> Data listing:
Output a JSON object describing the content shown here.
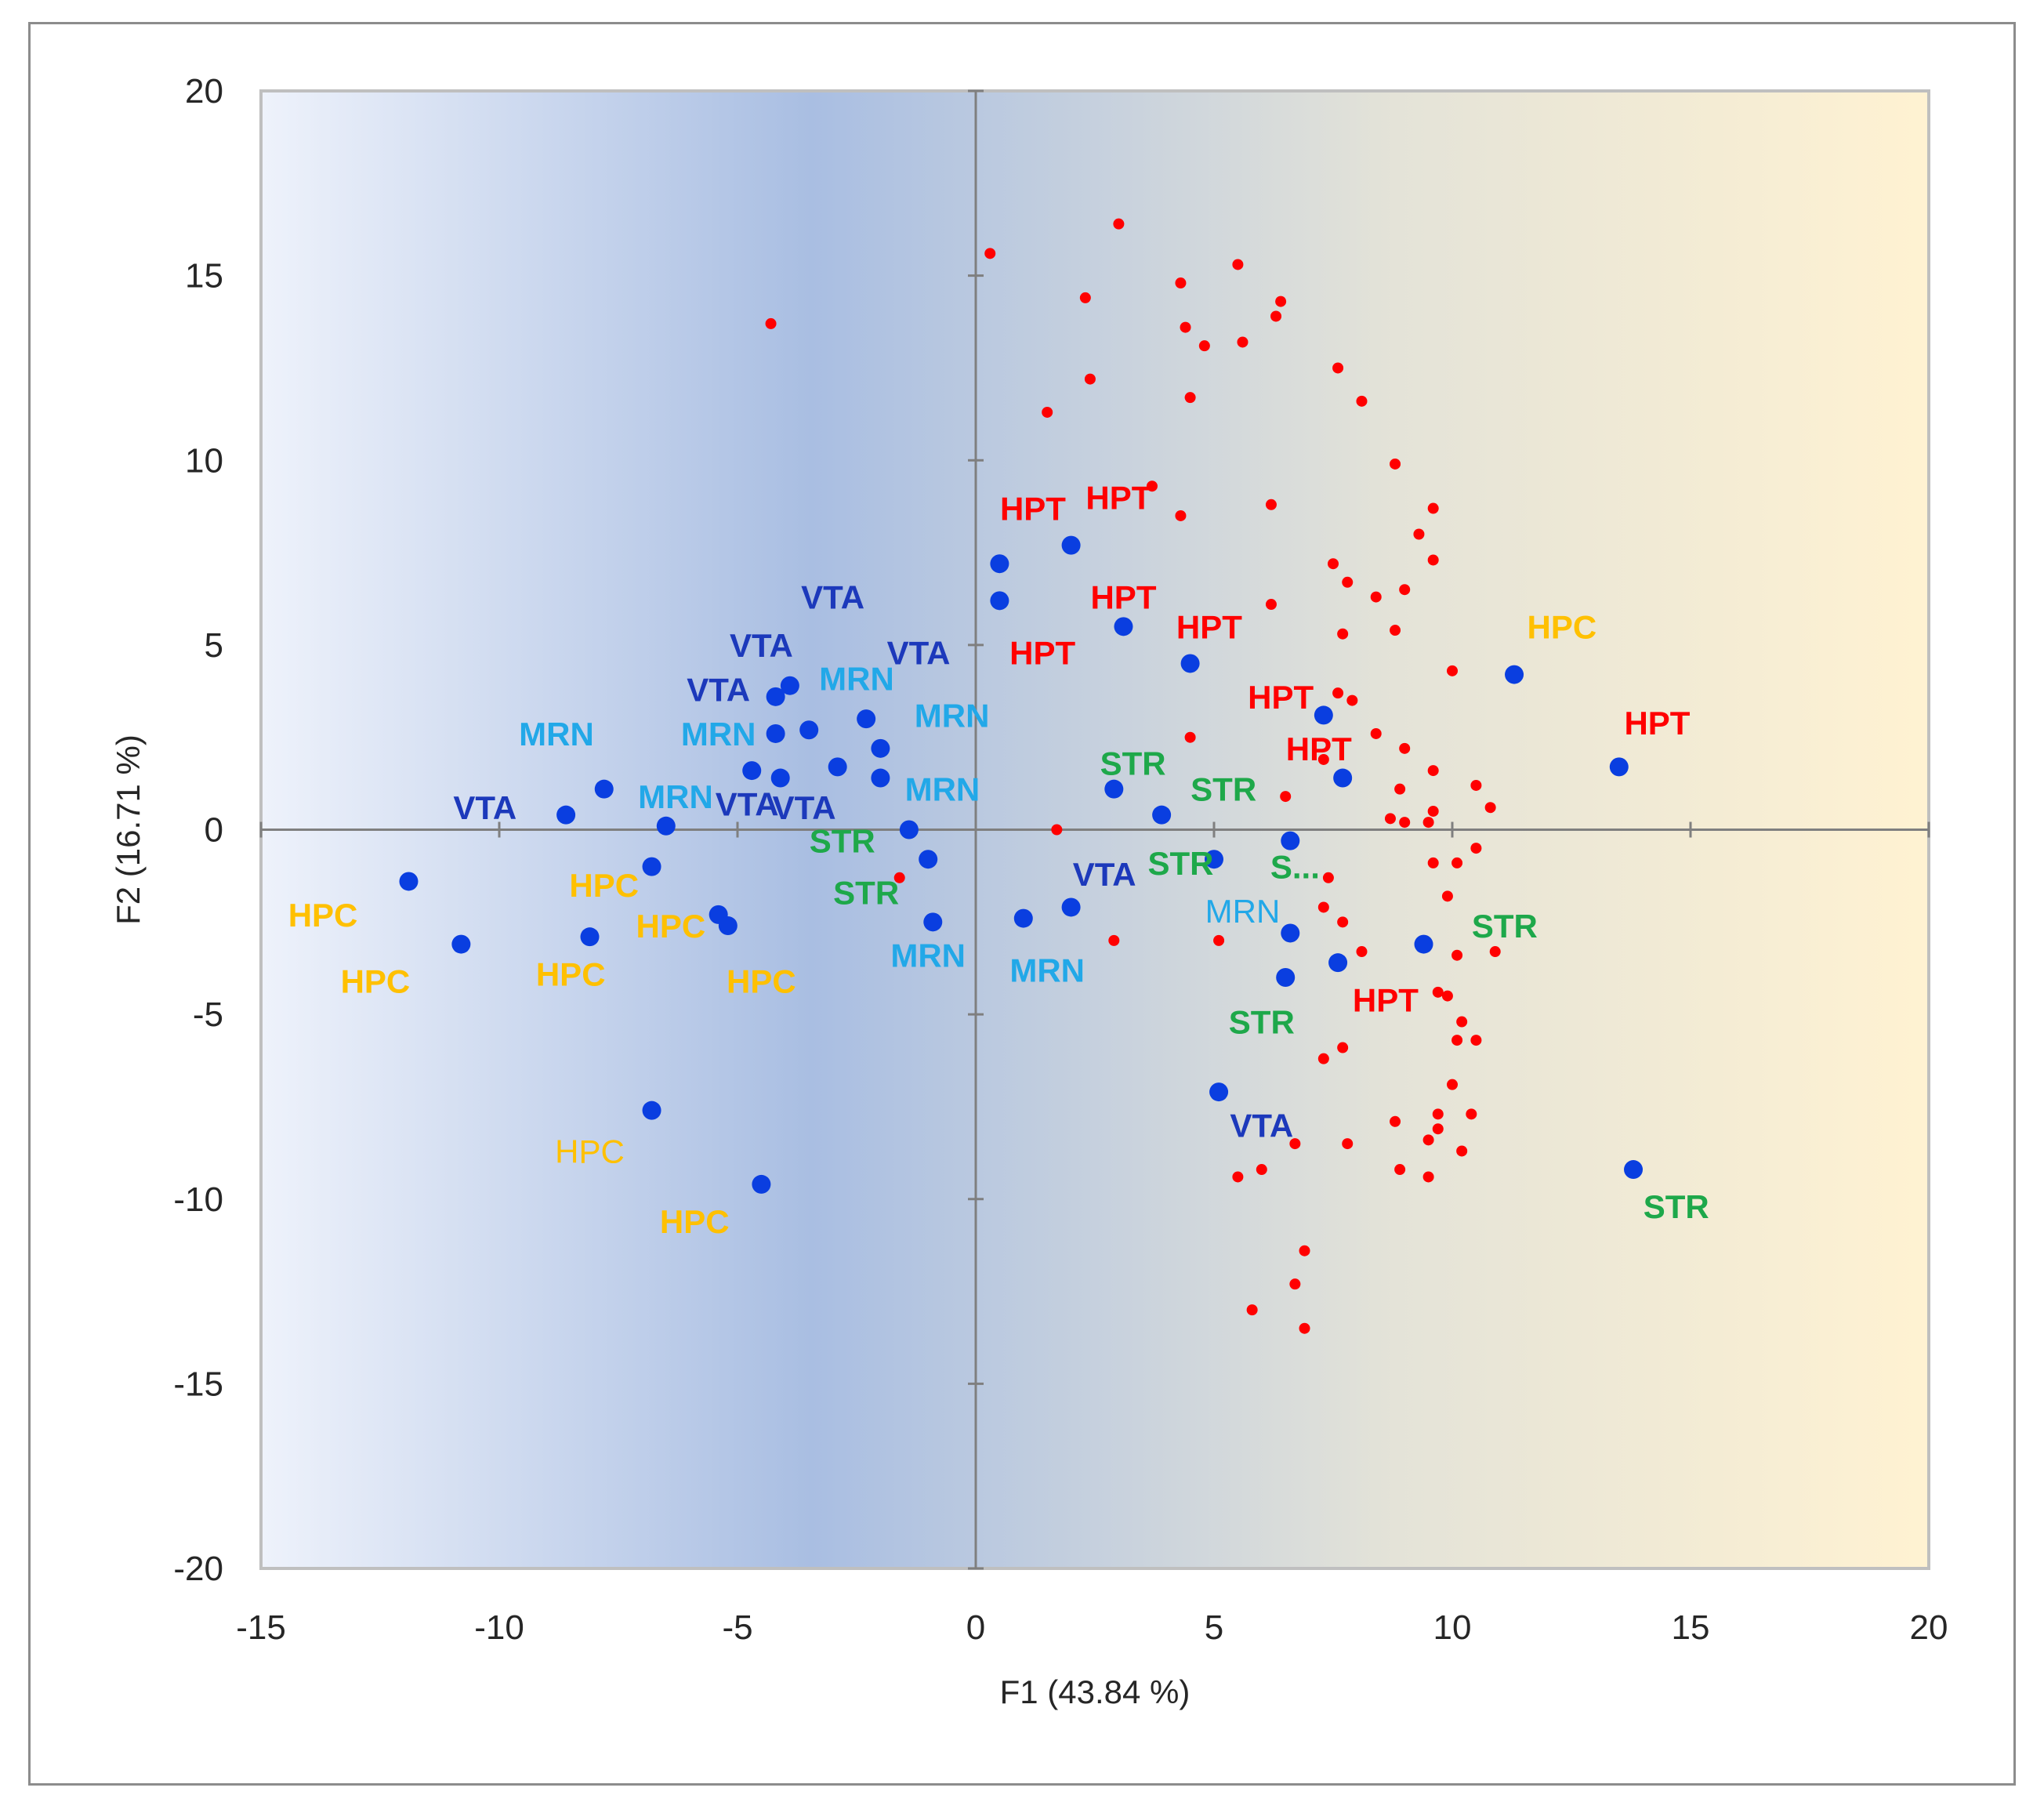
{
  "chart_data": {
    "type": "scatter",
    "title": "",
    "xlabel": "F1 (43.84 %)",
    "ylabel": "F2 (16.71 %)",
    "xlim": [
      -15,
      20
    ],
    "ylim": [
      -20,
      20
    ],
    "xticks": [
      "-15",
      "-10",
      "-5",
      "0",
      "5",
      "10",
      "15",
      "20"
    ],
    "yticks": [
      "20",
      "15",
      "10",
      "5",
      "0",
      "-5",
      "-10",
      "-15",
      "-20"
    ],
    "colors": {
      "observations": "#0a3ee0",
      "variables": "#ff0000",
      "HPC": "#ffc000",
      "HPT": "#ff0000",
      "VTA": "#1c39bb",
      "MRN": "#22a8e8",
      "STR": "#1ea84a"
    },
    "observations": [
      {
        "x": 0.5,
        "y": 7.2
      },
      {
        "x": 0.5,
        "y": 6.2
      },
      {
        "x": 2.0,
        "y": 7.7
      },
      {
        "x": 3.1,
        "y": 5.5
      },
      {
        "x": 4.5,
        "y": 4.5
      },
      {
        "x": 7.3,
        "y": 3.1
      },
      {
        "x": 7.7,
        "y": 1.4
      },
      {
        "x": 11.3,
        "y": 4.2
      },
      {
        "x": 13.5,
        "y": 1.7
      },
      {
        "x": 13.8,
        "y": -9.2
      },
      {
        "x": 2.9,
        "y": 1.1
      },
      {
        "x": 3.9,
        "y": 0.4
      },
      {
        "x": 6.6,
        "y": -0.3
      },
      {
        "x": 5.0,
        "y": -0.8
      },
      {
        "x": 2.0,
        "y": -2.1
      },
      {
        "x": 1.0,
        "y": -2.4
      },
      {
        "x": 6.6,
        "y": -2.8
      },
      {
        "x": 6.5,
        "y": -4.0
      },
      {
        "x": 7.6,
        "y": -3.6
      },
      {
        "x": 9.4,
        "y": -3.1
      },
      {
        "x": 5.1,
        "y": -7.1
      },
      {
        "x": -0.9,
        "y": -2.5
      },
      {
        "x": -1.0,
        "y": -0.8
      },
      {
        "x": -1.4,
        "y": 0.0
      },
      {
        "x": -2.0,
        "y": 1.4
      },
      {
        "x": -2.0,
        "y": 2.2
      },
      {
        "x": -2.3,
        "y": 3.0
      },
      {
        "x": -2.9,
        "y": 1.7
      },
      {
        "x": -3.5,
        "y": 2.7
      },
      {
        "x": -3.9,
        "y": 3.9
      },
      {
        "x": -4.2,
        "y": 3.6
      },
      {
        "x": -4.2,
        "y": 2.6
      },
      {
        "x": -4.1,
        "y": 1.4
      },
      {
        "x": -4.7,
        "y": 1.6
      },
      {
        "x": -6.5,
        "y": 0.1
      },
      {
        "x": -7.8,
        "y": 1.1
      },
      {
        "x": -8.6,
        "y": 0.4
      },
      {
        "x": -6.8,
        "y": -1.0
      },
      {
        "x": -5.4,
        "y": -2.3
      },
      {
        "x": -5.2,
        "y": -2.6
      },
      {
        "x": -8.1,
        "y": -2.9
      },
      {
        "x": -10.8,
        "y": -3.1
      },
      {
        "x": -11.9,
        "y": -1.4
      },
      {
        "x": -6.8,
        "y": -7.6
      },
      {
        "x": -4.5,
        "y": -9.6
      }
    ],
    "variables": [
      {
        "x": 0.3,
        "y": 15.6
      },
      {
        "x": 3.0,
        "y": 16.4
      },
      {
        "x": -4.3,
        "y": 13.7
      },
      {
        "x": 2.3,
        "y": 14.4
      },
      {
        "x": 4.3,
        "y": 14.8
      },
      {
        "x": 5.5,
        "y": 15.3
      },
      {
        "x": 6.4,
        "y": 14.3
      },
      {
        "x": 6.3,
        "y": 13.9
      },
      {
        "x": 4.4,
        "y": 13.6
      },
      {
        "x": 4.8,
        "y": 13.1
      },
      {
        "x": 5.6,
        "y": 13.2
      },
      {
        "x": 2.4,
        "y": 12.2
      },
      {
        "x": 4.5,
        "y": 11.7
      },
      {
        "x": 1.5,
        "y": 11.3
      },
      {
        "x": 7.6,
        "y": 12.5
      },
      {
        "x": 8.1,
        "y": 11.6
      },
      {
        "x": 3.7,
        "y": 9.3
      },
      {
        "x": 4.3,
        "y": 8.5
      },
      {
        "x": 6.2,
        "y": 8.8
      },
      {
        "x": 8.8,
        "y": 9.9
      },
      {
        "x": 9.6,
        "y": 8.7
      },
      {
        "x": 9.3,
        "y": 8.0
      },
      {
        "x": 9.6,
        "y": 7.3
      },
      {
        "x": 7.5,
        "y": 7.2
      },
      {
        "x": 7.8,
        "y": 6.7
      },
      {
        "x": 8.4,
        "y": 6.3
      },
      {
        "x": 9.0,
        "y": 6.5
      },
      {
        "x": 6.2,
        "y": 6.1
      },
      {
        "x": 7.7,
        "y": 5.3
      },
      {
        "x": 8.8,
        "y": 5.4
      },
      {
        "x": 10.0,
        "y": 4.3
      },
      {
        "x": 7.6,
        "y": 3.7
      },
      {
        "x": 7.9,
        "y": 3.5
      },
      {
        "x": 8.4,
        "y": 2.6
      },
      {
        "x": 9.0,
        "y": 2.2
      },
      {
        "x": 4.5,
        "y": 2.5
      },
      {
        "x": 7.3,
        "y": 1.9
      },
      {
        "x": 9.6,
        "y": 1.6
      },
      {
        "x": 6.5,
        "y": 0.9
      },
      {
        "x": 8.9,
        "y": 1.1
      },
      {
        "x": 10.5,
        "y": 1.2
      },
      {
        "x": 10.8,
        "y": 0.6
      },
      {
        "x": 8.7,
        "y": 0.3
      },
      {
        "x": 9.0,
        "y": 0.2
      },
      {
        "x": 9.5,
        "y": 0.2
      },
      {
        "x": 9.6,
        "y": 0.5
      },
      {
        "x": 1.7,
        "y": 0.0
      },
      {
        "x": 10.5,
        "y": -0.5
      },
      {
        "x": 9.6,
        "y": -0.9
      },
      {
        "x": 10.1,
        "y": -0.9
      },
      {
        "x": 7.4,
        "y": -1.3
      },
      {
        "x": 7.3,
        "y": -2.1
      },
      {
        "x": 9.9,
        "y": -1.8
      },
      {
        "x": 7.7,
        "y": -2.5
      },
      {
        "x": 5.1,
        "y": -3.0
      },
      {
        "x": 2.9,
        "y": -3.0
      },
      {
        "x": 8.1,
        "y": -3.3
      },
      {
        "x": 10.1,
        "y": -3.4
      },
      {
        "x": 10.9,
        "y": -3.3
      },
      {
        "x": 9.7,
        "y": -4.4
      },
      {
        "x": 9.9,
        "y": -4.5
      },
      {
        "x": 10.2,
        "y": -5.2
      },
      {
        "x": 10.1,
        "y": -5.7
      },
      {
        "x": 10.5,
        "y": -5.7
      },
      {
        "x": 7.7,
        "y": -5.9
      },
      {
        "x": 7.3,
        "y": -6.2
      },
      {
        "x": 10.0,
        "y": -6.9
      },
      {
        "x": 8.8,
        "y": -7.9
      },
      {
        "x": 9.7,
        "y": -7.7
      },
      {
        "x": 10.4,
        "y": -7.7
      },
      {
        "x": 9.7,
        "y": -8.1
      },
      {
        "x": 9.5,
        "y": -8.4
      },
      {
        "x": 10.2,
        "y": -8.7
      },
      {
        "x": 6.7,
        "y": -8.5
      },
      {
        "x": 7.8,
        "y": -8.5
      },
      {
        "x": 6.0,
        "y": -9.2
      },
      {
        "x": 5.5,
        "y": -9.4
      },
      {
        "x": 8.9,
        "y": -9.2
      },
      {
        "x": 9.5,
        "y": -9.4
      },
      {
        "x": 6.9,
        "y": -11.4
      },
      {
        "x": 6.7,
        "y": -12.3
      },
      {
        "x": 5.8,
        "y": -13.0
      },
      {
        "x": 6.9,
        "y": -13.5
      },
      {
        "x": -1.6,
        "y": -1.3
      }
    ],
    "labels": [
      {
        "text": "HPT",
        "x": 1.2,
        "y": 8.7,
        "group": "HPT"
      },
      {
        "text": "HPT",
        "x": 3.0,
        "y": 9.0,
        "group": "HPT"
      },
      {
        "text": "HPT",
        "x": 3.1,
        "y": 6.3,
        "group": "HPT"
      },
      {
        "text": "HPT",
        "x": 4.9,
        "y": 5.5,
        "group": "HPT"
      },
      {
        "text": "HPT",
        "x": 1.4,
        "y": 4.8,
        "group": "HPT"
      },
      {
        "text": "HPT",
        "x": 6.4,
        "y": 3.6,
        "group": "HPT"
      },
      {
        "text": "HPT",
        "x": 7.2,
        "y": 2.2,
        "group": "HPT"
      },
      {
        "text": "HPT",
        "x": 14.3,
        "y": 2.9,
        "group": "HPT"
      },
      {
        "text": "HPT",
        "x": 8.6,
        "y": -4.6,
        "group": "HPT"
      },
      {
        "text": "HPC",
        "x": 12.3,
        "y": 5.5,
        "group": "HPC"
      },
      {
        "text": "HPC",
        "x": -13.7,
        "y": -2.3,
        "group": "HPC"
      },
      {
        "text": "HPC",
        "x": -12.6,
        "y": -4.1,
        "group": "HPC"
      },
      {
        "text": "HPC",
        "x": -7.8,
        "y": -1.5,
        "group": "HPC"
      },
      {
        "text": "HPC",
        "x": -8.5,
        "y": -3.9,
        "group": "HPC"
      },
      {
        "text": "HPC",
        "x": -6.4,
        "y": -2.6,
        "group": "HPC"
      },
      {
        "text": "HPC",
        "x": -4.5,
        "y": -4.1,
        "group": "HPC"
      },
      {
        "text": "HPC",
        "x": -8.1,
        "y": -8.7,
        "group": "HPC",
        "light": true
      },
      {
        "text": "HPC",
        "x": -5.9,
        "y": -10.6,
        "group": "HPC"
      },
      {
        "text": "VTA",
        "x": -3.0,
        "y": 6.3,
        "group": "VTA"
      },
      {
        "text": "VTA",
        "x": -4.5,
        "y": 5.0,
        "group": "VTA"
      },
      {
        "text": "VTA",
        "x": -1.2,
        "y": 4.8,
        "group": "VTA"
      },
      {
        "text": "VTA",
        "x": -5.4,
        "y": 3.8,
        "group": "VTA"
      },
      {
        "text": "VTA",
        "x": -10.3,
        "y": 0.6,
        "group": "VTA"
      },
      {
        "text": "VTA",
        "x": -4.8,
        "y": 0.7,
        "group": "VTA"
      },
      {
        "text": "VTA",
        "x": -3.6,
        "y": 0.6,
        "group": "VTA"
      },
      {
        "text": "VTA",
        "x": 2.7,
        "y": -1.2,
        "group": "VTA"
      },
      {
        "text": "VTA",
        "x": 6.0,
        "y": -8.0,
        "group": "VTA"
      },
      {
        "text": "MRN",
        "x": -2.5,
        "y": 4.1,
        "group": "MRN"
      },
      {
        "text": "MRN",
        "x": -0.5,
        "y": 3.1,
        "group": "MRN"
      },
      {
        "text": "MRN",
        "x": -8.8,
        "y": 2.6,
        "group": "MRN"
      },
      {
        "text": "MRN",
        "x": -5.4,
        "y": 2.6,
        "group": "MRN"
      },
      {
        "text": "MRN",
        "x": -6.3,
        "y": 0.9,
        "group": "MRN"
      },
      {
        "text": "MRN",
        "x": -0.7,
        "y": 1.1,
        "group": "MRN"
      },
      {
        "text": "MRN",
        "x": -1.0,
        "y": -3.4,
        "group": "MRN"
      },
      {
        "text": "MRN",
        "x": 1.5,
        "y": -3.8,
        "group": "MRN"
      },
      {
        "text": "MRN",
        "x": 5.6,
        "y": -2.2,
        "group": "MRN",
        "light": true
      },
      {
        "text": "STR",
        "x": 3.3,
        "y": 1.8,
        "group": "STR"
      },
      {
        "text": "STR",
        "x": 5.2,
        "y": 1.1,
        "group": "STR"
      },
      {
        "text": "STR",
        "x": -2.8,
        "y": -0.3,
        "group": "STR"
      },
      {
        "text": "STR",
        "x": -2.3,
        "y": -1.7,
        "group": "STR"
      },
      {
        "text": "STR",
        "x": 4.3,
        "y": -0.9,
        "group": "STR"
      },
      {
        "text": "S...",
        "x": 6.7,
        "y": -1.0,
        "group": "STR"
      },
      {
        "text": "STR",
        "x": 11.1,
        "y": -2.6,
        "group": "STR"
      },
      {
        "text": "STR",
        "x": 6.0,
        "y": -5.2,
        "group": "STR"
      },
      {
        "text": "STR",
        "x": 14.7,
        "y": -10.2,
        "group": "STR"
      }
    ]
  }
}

> Exercise prompt: Among the records above, find each line holding the string "observations" and pull it out.

> Exercise solution:
      "observations": "#0a3ee0",
    "observations": [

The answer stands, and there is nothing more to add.